## ESTRATTO DEL TESTO
****************

Il trionfo della Corea, salutato dagli organizzatori come un auspicio se non un'anticipazione di una futura riappacificazione del paese, risponde alle scelte di un pubblico, che privilegia l'impegno politico e sociale o la spettacolarità di una ricostruzione epica di eventi del passato: sia 1987: When The Day Comes sia The Battleship Island rievocano infatti due tragiche pagine della storia, collocate, l'una nel 1987, quando un pubblico ministero indaga sulla morte per tortura di uno studente universitario, ucciso durante le manifestazioni contro la dittatura di Chun Doo-hwan e l'altra nel 1944 quando, durante la dominazione giapponese, si verificò una strage di civili innocenti, ricostruita da Ryoo Seung-wan, grazie ad un budget stellare, puntando sull'impatto epico, spettacolare.
A completare il trionfo coreano il premio a
Last Child, dramma a forti tinte emozionali sul rapporto tra due genitori, che hanno perso il figlio e l'amico che ha cercato di salvarlo dall'annegamento.

Se un filo di coerenza lega la predilezione assegnata a questi tre film, del tutto fuori dal coro e perciò sorprendente, risulta il secondo premio assegnato al lavoro di Ueda Shinichiro, One Cut Of The Dead (Il piano sequenza dei morti viventi), che, pur essendo stato proiettato ad un'ora notturna, che ha sicuramente limitato il numero di presenze in sala e quindi di votanti, ha ottenuto una marea di consensi, specchio dell'entusiasmo di quegli spettatori, che rappresentano proprio quella seconda anima che da questo festival si aspetta scelte radicali e innovative, come spesso succedeva in passato. Il film, coi toni della commedia, ribalta il genere zombie in una riflessione sul cinema stesso e sul rapporto realtà rappresentazione, in modo del tutto originale e fuori da qualsiasi schema. In una fabbrica abbandonata un regista piuttosto isterico sta girando in un unico piano sequenza un film sugli zombie, quando dei veri zombie irrompono sul set. Nonostante la carneficina, il regista continua a girare, mentre attori e membri della troupe vengono trasformati in veri morti viventi, cosicché il film avrà come spettatori solo gli zombie stessi: l'oggetto della visione ne diventa il soggetto.

****************

## CONSEGNE
[1] Riporta parola per parola il passo dell'estratto sul festival che comincia con "A completare il" e finisce con "di salvarlo dall'annegamento.".
[2] Disponi in una tabella Markdown con le colonne "Numero" e "Riga" le righe dell'elenco, a partire da quella che contiene "Localize each UI" fino a quella che contiene "legend-label-2: 国际化的休闲益智游戏 <box>151", estremi compresi. Lascia fuori le righe vuote.
L'elenco riportato non ha alcun legame con l'estratto.

****************

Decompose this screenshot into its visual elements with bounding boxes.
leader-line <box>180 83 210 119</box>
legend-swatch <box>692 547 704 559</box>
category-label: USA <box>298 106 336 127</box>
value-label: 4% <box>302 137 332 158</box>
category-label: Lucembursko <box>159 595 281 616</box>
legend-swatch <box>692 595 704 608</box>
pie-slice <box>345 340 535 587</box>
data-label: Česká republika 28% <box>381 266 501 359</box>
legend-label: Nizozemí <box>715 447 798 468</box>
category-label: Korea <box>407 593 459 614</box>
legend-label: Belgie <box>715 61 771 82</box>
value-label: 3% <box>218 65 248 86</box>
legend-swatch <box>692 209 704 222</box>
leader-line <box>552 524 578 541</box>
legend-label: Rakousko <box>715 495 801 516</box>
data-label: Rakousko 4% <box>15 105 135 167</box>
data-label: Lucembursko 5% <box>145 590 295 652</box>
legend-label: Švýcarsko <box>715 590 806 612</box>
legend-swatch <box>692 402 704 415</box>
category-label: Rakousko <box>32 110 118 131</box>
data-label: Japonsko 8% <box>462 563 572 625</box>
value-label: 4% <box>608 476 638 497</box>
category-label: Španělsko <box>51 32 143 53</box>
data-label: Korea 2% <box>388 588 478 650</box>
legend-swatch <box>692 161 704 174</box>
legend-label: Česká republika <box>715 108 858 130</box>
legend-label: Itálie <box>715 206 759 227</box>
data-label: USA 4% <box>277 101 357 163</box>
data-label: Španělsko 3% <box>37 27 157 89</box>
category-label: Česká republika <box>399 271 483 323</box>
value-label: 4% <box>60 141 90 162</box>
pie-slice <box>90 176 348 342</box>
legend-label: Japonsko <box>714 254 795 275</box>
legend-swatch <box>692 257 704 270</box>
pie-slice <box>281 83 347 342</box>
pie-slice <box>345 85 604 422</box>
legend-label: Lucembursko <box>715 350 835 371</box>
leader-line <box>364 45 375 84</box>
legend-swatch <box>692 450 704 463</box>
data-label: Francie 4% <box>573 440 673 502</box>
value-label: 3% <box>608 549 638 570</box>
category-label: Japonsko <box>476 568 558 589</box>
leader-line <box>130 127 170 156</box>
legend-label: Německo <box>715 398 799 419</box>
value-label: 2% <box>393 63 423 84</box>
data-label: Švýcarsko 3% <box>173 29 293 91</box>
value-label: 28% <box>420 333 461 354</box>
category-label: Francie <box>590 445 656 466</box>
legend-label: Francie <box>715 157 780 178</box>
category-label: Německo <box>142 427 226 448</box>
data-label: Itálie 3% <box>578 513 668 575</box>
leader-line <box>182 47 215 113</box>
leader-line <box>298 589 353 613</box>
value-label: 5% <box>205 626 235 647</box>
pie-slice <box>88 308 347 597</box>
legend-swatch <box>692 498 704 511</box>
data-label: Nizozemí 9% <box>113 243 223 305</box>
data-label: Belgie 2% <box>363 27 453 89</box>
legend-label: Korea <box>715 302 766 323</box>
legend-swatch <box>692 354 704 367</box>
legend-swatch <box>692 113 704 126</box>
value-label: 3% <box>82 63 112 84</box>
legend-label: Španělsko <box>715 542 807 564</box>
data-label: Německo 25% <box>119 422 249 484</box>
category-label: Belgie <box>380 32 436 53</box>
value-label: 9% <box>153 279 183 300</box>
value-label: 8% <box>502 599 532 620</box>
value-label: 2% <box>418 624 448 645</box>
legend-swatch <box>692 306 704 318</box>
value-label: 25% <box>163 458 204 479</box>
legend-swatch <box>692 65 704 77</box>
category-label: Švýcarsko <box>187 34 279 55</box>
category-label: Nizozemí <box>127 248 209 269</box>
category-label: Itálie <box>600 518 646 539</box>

****************

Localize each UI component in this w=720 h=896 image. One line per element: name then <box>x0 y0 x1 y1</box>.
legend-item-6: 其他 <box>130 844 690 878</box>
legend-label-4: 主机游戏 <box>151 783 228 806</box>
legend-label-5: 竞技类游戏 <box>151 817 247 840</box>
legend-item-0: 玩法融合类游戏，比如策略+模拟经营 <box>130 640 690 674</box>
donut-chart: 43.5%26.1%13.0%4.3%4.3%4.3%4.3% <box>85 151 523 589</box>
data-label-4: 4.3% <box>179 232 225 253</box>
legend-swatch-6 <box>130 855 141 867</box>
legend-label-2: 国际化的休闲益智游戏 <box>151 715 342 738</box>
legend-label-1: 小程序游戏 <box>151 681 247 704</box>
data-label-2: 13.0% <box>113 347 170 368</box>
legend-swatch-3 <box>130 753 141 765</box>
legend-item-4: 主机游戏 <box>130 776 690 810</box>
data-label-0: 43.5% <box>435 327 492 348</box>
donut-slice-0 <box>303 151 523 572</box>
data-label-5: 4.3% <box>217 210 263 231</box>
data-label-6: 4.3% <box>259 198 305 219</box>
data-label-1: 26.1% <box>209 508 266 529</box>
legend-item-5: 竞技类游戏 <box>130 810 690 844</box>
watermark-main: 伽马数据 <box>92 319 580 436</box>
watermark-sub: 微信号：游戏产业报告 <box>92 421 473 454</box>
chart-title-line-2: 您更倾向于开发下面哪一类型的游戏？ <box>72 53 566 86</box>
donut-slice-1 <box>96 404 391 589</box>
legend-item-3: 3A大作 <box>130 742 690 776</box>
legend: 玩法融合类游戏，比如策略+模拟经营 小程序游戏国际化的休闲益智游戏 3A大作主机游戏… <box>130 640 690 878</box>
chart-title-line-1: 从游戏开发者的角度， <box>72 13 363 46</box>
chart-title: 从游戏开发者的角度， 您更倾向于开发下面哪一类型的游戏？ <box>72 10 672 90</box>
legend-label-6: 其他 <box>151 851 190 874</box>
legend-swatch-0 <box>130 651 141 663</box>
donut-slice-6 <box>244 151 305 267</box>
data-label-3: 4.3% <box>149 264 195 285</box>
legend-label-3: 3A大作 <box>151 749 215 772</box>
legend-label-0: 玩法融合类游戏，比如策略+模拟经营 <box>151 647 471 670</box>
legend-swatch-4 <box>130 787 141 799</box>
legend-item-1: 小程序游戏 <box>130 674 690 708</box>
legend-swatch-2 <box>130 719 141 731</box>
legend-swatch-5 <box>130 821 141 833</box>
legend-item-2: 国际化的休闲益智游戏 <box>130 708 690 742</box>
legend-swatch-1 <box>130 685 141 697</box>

****************

## LE RISPOSTE
[1]
A completare il trionfo coreano il premio a
Last Child, dramma a forti tinte emozionali sul rapporto tra due genitori, che hanno perso il figlio e l'amico che ha cercato di salvarlo dall'annegamento.

[2]
| Numero | Riga |
|---|---|
| 1 | Localize each UI component in this w=720 h=896 image. One line per element: name then <box>x0 y0 x1 y1</box>. |
| 2 | legend-item-6: 其他 <box>130 844 690 878</box> |
| 3 | legend-label-4: 主机游戏 <box>151 783 228 806</box> |
| 4 | legend-label-5: 竞技类游戏 <box>151 817 247 840</box> |
| 5 | legend-item-0: 玩法融合类游戏，比如策略+模拟经营 <box>130 640 690 674</box> |
| 6 | donut-chart: 43.5%26.1%13.0%4.3%4.3%4.3%4.3% <box>85 151 523 589</box> |
| 7 | data-label-4: 4.3% <box>179 232 225 253</box> |
| 8 | legend-swatch-6 <box>130 855 141 867</box> |
| 9 | legend-label-2: 国际化的休闲益智游戏 <box>151 715 342 738</box> |